_Task_
In the data below, find every line with the string "likes" and pull it out.

_Records shown_

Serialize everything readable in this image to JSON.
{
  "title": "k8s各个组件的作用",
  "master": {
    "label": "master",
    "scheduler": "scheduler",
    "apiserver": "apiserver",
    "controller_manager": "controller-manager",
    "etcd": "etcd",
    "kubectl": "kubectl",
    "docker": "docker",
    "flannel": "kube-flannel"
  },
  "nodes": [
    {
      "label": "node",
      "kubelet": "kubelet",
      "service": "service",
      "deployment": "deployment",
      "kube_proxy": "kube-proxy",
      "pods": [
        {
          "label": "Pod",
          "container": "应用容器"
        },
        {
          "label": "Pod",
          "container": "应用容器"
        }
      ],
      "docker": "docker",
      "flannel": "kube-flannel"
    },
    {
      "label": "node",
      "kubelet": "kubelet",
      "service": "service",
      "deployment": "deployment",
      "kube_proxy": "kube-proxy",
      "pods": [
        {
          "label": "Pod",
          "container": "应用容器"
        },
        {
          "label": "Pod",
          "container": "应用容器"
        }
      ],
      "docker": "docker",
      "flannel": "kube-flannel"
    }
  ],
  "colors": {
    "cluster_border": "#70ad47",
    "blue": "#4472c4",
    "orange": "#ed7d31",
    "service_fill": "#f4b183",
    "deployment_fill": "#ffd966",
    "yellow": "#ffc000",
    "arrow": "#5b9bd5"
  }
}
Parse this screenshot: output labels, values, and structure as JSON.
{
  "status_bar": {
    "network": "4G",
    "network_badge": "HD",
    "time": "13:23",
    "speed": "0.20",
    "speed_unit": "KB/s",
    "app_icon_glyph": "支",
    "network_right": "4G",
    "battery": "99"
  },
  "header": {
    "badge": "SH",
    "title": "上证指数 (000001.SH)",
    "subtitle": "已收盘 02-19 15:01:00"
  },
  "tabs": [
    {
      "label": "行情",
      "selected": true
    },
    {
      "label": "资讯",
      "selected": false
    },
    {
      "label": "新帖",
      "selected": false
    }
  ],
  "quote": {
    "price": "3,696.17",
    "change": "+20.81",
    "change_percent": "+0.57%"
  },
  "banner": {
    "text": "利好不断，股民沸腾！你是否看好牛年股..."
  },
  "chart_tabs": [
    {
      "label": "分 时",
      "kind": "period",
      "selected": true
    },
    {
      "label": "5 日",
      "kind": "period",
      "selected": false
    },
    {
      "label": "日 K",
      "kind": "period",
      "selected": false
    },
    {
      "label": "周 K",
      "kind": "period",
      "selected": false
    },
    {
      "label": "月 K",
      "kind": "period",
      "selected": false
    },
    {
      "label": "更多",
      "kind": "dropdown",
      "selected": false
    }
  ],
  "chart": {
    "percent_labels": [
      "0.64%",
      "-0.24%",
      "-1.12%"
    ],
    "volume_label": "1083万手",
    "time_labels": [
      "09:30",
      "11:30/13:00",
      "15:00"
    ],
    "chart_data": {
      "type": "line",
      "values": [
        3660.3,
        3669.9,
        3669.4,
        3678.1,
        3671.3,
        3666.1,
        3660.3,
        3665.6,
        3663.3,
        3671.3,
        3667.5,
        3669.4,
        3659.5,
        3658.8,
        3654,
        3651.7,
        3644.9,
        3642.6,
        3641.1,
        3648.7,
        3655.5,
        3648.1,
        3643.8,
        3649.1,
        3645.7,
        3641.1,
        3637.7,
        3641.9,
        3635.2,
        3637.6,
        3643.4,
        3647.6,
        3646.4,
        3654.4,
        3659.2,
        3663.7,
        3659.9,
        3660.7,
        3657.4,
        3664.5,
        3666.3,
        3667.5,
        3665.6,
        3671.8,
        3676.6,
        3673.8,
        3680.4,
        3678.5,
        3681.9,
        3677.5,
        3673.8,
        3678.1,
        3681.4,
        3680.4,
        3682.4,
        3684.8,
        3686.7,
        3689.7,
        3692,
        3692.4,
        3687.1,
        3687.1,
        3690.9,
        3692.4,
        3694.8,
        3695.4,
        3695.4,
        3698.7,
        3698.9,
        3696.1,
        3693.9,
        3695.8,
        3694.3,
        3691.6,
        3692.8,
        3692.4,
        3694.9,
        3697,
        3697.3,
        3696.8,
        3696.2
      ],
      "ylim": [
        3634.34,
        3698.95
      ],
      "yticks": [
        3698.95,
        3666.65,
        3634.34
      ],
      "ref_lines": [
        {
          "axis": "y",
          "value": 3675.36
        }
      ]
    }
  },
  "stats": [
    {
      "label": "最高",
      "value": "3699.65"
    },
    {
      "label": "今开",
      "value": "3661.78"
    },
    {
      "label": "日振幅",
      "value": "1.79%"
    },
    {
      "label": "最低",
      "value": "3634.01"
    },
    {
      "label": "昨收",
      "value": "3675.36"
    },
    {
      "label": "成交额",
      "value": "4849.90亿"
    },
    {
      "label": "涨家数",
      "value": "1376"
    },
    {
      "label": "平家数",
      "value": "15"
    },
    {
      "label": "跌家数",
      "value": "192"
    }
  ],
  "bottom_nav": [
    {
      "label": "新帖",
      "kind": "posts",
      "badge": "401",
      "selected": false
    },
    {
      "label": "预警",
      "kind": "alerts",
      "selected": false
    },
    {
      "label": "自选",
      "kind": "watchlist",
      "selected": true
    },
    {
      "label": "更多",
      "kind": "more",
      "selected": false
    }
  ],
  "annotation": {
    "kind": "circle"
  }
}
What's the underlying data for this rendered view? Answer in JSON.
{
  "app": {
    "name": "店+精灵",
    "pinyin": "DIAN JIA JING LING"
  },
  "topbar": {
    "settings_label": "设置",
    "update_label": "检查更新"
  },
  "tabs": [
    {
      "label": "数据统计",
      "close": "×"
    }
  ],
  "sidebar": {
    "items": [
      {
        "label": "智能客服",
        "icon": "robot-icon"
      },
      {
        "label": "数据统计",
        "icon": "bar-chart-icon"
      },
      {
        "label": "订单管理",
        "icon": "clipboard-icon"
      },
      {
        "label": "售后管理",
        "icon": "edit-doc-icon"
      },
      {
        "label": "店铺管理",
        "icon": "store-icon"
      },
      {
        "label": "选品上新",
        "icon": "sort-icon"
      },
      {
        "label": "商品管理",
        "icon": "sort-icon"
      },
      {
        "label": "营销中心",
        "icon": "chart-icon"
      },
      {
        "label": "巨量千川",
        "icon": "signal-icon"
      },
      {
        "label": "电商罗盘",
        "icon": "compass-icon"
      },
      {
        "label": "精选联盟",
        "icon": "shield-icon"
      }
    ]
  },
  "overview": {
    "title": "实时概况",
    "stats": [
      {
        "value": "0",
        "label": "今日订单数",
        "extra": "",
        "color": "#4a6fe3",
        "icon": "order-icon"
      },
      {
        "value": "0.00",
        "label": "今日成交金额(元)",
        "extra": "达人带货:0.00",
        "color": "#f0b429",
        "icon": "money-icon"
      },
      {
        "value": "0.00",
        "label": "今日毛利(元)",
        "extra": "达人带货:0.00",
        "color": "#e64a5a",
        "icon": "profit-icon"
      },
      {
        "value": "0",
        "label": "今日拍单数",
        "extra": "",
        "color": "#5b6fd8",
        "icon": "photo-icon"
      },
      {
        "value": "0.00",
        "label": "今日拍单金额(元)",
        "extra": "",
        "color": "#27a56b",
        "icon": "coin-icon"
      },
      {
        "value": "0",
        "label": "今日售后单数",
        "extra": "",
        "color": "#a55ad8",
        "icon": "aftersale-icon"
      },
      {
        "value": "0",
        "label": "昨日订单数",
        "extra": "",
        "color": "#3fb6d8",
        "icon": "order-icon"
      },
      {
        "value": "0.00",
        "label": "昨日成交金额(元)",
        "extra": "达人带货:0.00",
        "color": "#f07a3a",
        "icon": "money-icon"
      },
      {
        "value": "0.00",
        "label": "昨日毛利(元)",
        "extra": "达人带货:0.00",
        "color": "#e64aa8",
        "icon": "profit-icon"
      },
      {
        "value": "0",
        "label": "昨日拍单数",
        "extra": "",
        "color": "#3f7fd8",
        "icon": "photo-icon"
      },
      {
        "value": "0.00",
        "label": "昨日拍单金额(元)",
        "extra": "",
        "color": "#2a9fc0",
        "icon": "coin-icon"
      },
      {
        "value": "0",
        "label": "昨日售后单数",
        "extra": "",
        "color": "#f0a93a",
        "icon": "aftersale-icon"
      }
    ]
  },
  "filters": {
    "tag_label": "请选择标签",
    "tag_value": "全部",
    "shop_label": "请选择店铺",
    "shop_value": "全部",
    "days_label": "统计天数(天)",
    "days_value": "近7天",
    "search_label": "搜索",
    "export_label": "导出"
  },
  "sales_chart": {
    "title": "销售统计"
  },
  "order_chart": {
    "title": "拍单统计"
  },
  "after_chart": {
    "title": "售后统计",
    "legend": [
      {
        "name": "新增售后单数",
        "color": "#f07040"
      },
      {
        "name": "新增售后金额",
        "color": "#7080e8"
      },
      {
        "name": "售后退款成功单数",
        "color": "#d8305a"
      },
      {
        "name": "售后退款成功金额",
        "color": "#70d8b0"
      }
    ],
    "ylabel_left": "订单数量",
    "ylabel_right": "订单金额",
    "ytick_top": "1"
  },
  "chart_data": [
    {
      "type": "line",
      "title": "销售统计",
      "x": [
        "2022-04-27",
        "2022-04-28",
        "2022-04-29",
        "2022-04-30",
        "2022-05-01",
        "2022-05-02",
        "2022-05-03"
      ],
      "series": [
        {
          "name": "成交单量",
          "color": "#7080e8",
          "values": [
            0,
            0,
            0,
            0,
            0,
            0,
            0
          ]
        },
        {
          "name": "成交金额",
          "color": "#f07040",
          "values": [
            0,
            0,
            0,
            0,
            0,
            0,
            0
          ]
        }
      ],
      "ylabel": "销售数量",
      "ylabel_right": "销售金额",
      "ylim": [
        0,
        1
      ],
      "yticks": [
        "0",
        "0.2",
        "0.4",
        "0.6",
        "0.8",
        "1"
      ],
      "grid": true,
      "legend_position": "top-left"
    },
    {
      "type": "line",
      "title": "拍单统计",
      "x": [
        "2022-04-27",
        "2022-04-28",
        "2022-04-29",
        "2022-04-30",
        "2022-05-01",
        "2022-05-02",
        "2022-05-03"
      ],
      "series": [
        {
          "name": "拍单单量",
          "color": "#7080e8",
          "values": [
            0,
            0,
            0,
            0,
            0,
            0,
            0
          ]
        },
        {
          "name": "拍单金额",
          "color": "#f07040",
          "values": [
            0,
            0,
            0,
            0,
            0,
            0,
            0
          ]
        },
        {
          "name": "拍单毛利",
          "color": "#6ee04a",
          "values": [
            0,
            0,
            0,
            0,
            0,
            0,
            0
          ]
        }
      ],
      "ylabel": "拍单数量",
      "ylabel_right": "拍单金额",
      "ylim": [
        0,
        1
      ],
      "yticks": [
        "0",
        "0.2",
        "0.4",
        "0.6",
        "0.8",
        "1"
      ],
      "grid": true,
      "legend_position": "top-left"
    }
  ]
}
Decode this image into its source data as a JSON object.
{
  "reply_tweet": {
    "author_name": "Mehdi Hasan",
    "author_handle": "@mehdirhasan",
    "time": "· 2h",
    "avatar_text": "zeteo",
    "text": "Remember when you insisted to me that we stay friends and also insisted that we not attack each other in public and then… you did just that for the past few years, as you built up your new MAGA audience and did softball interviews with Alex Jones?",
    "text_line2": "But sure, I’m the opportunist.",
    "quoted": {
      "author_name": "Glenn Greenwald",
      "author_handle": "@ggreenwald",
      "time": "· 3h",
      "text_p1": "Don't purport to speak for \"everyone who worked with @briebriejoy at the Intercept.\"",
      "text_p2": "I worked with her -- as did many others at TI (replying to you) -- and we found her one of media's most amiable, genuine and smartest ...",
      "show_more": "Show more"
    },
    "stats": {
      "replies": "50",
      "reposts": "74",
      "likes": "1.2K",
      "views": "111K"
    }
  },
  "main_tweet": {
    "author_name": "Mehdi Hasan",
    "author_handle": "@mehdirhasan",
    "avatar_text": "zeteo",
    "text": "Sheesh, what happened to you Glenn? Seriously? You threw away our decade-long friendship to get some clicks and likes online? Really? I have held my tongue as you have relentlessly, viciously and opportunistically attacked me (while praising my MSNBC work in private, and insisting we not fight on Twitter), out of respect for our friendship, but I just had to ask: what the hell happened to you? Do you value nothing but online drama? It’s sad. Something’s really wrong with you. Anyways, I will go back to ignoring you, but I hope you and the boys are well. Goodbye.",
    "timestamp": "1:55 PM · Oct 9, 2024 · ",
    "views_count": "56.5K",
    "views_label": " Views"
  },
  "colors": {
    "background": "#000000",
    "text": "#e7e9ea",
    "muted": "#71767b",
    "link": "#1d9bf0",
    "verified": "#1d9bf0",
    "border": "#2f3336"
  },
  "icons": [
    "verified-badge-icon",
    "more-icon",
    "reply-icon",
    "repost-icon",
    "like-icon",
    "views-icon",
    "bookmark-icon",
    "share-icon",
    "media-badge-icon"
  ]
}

_Problem solution_
      "likes": "1.2K",
    "text": "Sheesh, what happened to you Glenn? Seriously? You threw away our decade-long friendship to get some clicks and likes online? Really? I have held my tongue as you have relentlessly, viciously and opportunistically attacked me (while praising my MSNBC work in private, and insisting we not fight on Twitter), out of respect for our friendship, but I just had to ask: what the hell happened to you? Do you value nothing but online drama? It’s sad. Something’s really wrong with you. Anyways, I will go back to ignoring you, but I hope you and the boys are well. Goodbye.",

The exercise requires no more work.